[Collected data entries]
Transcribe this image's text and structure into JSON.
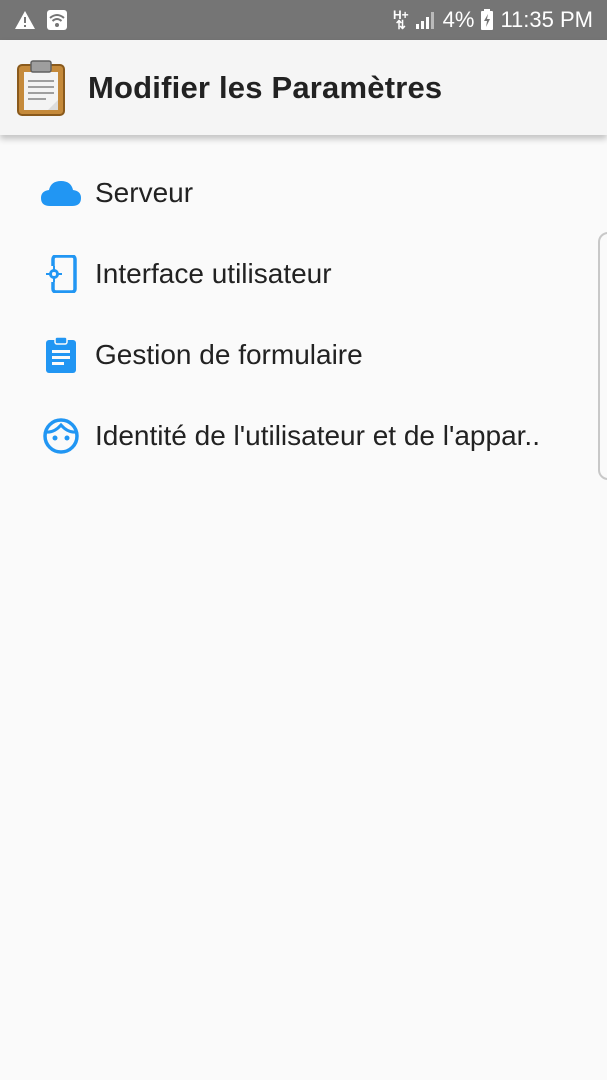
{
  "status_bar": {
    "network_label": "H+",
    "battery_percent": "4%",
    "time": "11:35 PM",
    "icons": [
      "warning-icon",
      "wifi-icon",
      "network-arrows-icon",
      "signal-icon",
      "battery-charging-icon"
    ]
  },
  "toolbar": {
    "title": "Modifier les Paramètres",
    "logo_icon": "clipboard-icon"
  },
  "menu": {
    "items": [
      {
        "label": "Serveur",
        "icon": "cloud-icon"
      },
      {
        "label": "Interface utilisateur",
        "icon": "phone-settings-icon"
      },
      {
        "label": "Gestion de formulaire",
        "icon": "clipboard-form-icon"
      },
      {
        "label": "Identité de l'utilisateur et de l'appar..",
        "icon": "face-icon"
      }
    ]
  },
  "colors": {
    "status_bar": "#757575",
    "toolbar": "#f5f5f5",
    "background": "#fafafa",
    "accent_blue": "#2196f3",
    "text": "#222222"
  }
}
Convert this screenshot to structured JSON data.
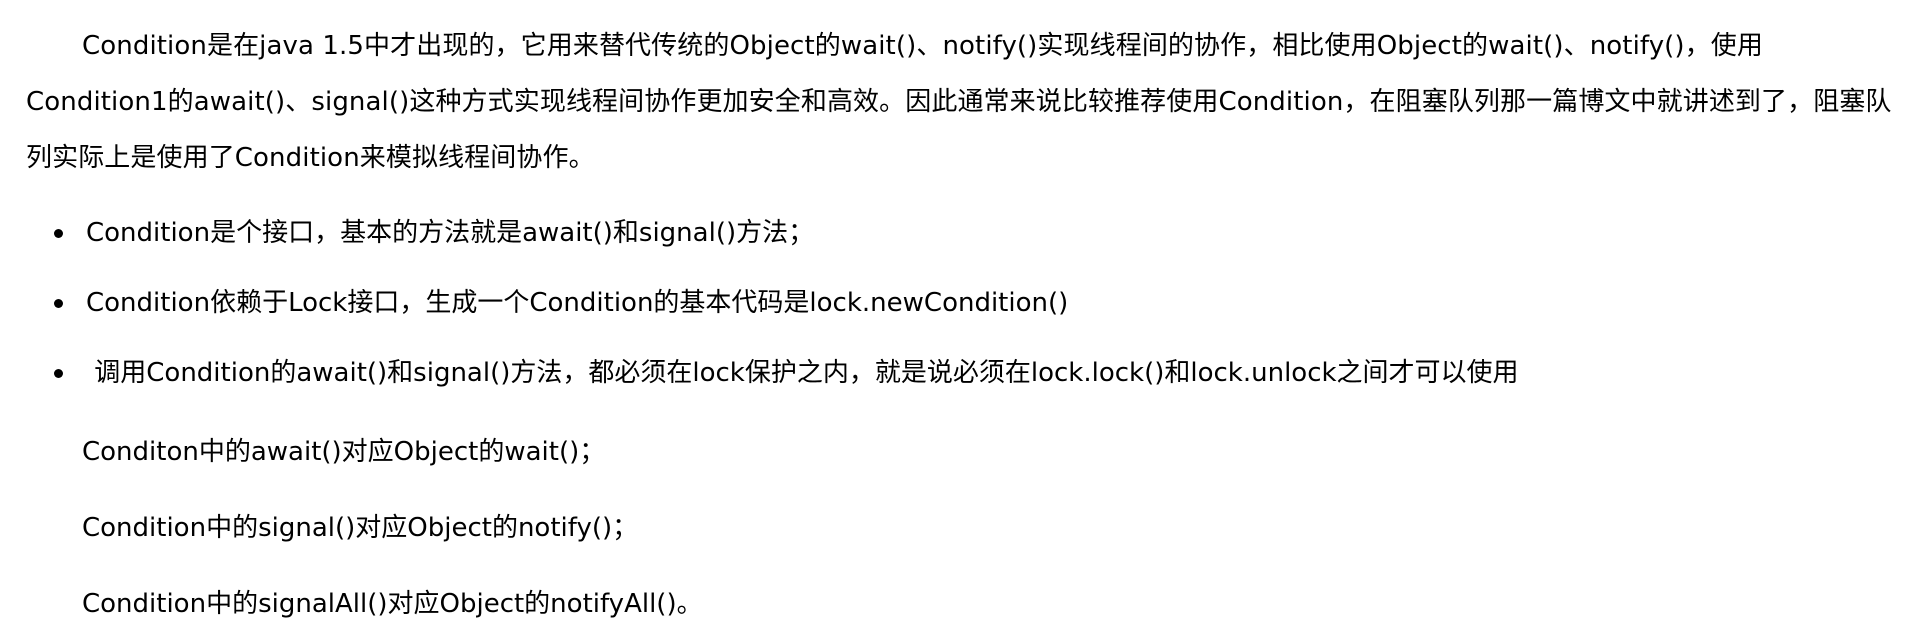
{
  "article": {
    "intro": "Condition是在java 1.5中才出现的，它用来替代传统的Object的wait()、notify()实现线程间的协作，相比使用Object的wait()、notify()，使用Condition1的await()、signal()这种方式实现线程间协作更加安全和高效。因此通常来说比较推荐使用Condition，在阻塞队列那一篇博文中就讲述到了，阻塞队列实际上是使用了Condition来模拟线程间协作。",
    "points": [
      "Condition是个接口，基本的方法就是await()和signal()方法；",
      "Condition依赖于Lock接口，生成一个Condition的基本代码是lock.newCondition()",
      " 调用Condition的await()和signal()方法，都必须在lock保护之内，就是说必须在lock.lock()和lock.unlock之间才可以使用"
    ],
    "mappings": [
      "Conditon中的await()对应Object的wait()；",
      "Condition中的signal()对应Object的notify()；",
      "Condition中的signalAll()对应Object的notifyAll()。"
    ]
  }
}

* _TASK_
All entries must be written out again exactly as given, with no pictures in the copy.

* _RESULT OF THE EXERCISE_
Transcribe this image's text and structure into JSON.
{
  "status_bar": {
    "network_label": "H+",
    "battery_percent": "4%",
    "time": "11:35 PM",
    "icons": [
      "warning-icon",
      "wifi-icon",
      "network-arrows-icon",
      "signal-icon",
      "battery-charging-icon"
    ]
  },
  "toolbar": {
    "title": "Modifier les Paramètres",
    "logo_icon": "clipboard-icon"
  },
  "menu": {
    "items": [
      {
        "label": "Serveur",
        "icon": "cloud-icon"
      },
      {
        "label": "Interface utilisateur",
        "icon": "phone-settings-icon"
      },
      {
        "label": "Gestion de formulaire",
        "icon": "clipboard-form-icon"
      },
      {
        "label": "Identité de l'utilisateur et de l'appar..",
        "icon": "face-icon"
      }
    ]
  },
  "colors": {
    "status_bar": "#757575",
    "toolbar": "#f5f5f5",
    "background": "#fafafa",
    "accent_blue": "#2196f3",
    "text": "#222222"
  }
}
Convert this screenshot to structured JSON data.
{
  "article": {
    "intro": "Condition是在java 1.5中才出现的，它用来替代传统的Object的wait()、notify()实现线程间的协作，相比使用Object的wait()、notify()，使用Condition1的await()、signal()这种方式实现线程间协作更加安全和高效。因此通常来说比较推荐使用Condition，在阻塞队列那一篇博文中就讲述到了，阻塞队列实际上是使用了Condition来模拟线程间协作。",
    "points": [
      "Condition是个接口，基本的方法就是await()和signal()方法；",
      "Condition依赖于Lock接口，生成一个Condition的基本代码是lock.newCondition()",
      " 调用Condition的await()和signal()方法，都必须在lock保护之内，就是说必须在lock.lock()和lock.unlock之间才可以使用"
    ],
    "mappings": [
      "Conditon中的await()对应Object的wait()；",
      "Condition中的signal()对应Object的notify()；",
      "Condition中的signalAll()对应Object的notifyAll()。"
    ]
  }
}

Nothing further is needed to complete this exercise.